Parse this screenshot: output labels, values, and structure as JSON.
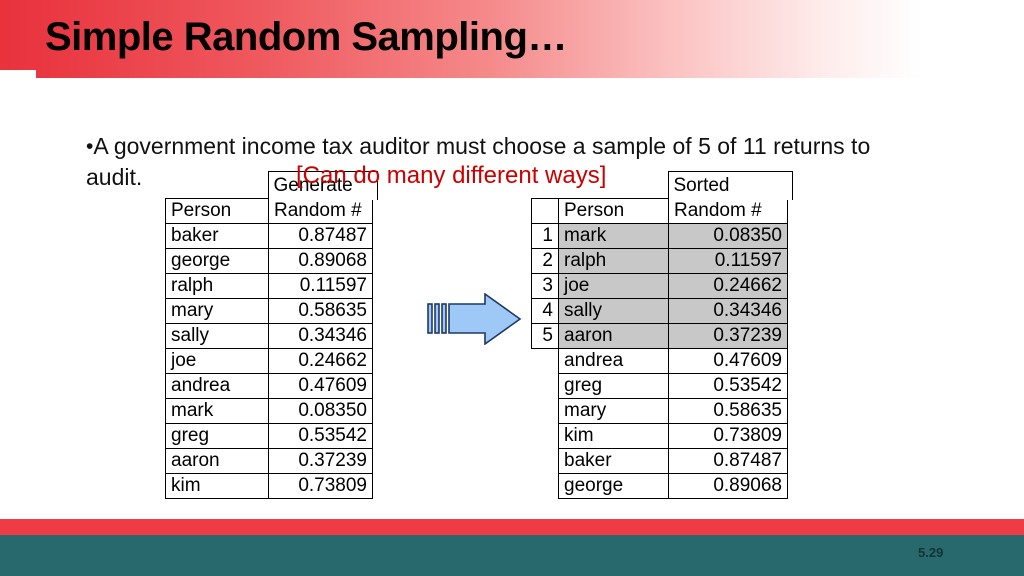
{
  "slide": {
    "title": "Simple Random Sampling…",
    "bullet_marker": "•",
    "bullet_text": "A government income tax auditor must choose a sample of 5 of 11 returns to audit.",
    "note": "[Can do many different ways]",
    "slide_number": "5.29",
    "colors": {
      "title_bar_start": "#e8323c",
      "title_bar_end": "#ffffff",
      "note_red": "#cc0000",
      "footer_stripe": "#ee3b46",
      "footer_band": "#27696d",
      "highlight_row": "#c8c8c8",
      "arrow_fill": "#9ec9f7",
      "arrow_stroke": "#1f3864"
    }
  },
  "unsorted_table": {
    "name": "generated-random-numbers",
    "header_overflow": "Generate",
    "columns": [
      "Person",
      "Random #"
    ],
    "rows": [
      {
        "person": "baker",
        "random": "0.87487"
      },
      {
        "person": "george",
        "random": "0.89068"
      },
      {
        "person": "ralph",
        "random": "0.11597"
      },
      {
        "person": "mary",
        "random": "0.58635"
      },
      {
        "person": "sally",
        "random": "0.34346"
      },
      {
        "person": "joe",
        "random": "0.24662"
      },
      {
        "person": "andrea",
        "random": "0.47609"
      },
      {
        "person": "mark",
        "random": "0.08350"
      },
      {
        "person": "greg",
        "random": "0.53542"
      },
      {
        "person": "aaron",
        "random": "0.37239"
      },
      {
        "person": "kim",
        "random": "0.73809"
      }
    ]
  },
  "sorted_table": {
    "name": "sorted-random-numbers",
    "header_overflow": "Sorted",
    "columns": [
      "",
      "Person",
      "Random #"
    ],
    "rows": [
      {
        "index": "1",
        "person": "mark",
        "random": "0.08350",
        "selected": true
      },
      {
        "index": "2",
        "person": "ralph",
        "random": "0.11597",
        "selected": true
      },
      {
        "index": "3",
        "person": "joe",
        "random": "0.24662",
        "selected": true
      },
      {
        "index": "4",
        "person": "sally",
        "random": "0.34346",
        "selected": true
      },
      {
        "index": "5",
        "person": "aaron",
        "random": "0.37239",
        "selected": true
      },
      {
        "index": "",
        "person": "andrea",
        "random": "0.47609",
        "selected": false
      },
      {
        "index": "",
        "person": "greg",
        "random": "0.53542",
        "selected": false
      },
      {
        "index": "",
        "person": "mary",
        "random": "0.58635",
        "selected": false
      },
      {
        "index": "",
        "person": "kim",
        "random": "0.73809",
        "selected": false
      },
      {
        "index": "",
        "person": "baker",
        "random": "0.87487",
        "selected": false
      },
      {
        "index": "",
        "person": "george",
        "random": "0.89068",
        "selected": false
      }
    ]
  },
  "arrow": {
    "icon": "right-block-arrow-icon"
  }
}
────────────────────────────────────────
• REQUIRED TASK
Make an exact copy of the whole listing, but don't bring over any pictures.

• SOLUTION BELOW
Parse this screenshot: output labels, values, and structure as JSON.
{
  "slide": {
    "title": "Simple Random Sampling…",
    "bullet_marker": "•",
    "bullet_text": "A government income tax auditor must choose a sample of 5 of 11 returns to audit.",
    "note": "[Can do many different ways]",
    "slide_number": "5.29",
    "colors": {
      "title_bar_start": "#e8323c",
      "title_bar_end": "#ffffff",
      "note_red": "#cc0000",
      "footer_stripe": "#ee3b46",
      "footer_band": "#27696d",
      "highlight_row": "#c8c8c8",
      "arrow_fill": "#9ec9f7",
      "arrow_stroke": "#1f3864"
    }
  },
  "unsorted_table": {
    "name": "generated-random-numbers",
    "header_overflow": "Generate",
    "columns": [
      "Person",
      "Random #"
    ],
    "rows": [
      {
        "person": "baker",
        "random": "0.87487"
      },
      {
        "person": "george",
        "random": "0.89068"
      },
      {
        "person": "ralph",
        "random": "0.11597"
      },
      {
        "person": "mary",
        "random": "0.58635"
      },
      {
        "person": "sally",
        "random": "0.34346"
      },
      {
        "person": "joe",
        "random": "0.24662"
      },
      {
        "person": "andrea",
        "random": "0.47609"
      },
      {
        "person": "mark",
        "random": "0.08350"
      },
      {
        "person": "greg",
        "random": "0.53542"
      },
      {
        "person": "aaron",
        "random": "0.37239"
      },
      {
        "person": "kim",
        "random": "0.73809"
      }
    ]
  },
  "sorted_table": {
    "name": "sorted-random-numbers",
    "header_overflow": "Sorted",
    "columns": [
      "",
      "Person",
      "Random #"
    ],
    "rows": [
      {
        "index": "1",
        "person": "mark",
        "random": "0.08350",
        "selected": true
      },
      {
        "index": "2",
        "person": "ralph",
        "random": "0.11597",
        "selected": true
      },
      {
        "index": "3",
        "person": "joe",
        "random": "0.24662",
        "selected": true
      },
      {
        "index": "4",
        "person": "sally",
        "random": "0.34346",
        "selected": true
      },
      {
        "index": "5",
        "person": "aaron",
        "random": "0.37239",
        "selected": true
      },
      {
        "index": "",
        "person": "andrea",
        "random": "0.47609",
        "selected": false
      },
      {
        "index": "",
        "person": "greg",
        "random": "0.53542",
        "selected": false
      },
      {
        "index": "",
        "person": "mary",
        "random": "0.58635",
        "selected": false
      },
      {
        "index": "",
        "person": "kim",
        "random": "0.73809",
        "selected": false
      },
      {
        "index": "",
        "person": "baker",
        "random": "0.87487",
        "selected": false
      },
      {
        "index": "",
        "person": "george",
        "random": "0.89068",
        "selected": false
      }
    ]
  },
  "arrow": {
    "icon": "right-block-arrow-icon"
  }
}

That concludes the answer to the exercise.